[Collected data]
● ● ● ● ●

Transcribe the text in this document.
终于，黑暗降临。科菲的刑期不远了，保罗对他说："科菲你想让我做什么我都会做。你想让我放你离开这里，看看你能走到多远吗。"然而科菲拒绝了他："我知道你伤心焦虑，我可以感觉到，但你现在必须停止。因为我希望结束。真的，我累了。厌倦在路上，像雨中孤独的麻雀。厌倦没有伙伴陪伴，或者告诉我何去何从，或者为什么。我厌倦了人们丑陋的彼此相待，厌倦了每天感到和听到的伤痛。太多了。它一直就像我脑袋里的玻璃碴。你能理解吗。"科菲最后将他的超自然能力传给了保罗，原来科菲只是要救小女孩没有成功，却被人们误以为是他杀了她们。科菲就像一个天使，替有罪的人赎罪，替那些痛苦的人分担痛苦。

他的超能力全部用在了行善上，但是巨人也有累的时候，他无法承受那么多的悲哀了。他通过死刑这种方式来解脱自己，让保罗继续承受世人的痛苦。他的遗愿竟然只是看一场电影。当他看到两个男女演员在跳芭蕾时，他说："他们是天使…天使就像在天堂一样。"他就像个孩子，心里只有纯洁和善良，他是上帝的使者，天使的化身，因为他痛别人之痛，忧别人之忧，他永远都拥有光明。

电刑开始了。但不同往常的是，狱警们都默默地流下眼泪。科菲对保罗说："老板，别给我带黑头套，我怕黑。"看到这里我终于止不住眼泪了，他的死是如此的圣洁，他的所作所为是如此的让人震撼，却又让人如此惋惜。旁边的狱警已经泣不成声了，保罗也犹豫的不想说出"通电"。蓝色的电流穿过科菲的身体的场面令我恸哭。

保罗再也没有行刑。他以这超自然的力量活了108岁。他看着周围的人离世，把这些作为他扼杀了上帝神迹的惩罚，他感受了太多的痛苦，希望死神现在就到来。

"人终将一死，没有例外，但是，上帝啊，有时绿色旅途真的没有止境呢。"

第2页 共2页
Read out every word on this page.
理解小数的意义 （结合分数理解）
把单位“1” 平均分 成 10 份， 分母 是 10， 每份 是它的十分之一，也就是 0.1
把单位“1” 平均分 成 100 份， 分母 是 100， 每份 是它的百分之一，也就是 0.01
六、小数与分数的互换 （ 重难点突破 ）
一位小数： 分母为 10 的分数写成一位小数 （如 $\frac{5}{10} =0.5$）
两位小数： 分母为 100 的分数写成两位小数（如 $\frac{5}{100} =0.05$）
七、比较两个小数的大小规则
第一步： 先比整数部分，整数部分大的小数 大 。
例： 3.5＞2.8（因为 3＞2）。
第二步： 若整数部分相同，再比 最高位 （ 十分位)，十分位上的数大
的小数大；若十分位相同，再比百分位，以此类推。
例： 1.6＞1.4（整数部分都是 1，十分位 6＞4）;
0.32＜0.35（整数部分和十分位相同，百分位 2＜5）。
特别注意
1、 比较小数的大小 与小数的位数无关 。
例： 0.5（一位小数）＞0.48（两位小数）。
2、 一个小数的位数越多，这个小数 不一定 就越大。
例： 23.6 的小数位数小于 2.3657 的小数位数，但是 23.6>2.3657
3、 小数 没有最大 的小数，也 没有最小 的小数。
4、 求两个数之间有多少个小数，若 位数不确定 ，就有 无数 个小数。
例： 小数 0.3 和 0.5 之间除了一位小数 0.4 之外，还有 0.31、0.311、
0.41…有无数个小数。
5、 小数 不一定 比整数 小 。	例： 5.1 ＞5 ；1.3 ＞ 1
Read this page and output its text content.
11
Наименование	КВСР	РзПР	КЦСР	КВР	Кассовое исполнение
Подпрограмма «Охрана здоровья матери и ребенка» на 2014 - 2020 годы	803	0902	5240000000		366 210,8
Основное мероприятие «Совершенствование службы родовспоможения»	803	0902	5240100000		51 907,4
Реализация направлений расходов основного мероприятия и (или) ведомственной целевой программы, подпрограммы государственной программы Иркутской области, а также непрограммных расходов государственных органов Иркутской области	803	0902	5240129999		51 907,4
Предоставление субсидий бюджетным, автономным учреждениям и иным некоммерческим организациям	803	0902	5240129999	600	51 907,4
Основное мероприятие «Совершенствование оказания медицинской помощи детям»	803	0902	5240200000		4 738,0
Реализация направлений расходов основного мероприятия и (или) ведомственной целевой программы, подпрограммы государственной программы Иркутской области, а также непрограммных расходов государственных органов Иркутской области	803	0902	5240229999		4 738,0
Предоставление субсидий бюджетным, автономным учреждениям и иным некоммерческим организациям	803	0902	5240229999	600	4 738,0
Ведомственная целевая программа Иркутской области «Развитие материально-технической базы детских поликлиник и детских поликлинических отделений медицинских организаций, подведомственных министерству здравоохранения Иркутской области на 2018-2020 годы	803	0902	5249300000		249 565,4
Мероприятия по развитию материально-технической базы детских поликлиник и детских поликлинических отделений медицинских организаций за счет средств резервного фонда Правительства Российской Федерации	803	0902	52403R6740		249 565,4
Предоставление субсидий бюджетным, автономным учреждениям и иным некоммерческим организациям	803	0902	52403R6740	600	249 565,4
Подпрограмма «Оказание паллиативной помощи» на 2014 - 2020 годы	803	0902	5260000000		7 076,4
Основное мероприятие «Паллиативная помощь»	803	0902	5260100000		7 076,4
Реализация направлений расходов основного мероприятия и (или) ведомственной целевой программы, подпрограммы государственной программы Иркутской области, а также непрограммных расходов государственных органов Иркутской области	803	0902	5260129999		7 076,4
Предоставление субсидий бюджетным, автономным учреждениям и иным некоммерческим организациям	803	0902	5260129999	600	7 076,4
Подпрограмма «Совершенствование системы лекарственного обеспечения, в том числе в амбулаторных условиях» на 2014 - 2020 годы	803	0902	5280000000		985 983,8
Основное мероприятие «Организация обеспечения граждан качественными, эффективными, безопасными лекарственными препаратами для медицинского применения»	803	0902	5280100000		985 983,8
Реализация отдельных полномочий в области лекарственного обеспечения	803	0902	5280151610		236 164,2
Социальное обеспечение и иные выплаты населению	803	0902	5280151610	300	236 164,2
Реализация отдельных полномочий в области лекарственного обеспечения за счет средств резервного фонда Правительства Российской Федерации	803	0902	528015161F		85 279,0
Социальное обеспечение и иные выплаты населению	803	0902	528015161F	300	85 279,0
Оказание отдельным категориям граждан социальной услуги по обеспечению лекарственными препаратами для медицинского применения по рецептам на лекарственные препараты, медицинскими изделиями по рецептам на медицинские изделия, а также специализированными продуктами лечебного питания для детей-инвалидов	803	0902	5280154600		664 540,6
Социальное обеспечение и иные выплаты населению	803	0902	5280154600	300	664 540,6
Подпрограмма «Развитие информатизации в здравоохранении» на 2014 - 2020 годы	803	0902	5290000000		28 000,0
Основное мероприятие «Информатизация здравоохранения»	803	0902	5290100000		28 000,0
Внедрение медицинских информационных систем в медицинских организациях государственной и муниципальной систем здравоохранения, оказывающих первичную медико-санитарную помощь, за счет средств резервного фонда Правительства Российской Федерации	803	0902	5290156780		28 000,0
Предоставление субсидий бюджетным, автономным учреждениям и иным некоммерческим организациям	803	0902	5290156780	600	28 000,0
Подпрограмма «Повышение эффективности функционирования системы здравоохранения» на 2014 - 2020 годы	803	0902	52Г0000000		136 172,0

● ● ● ● ●

Problem statement: State the count of lines in the data holding the word "здравоохранения", adding nothing to it.

Reply: 4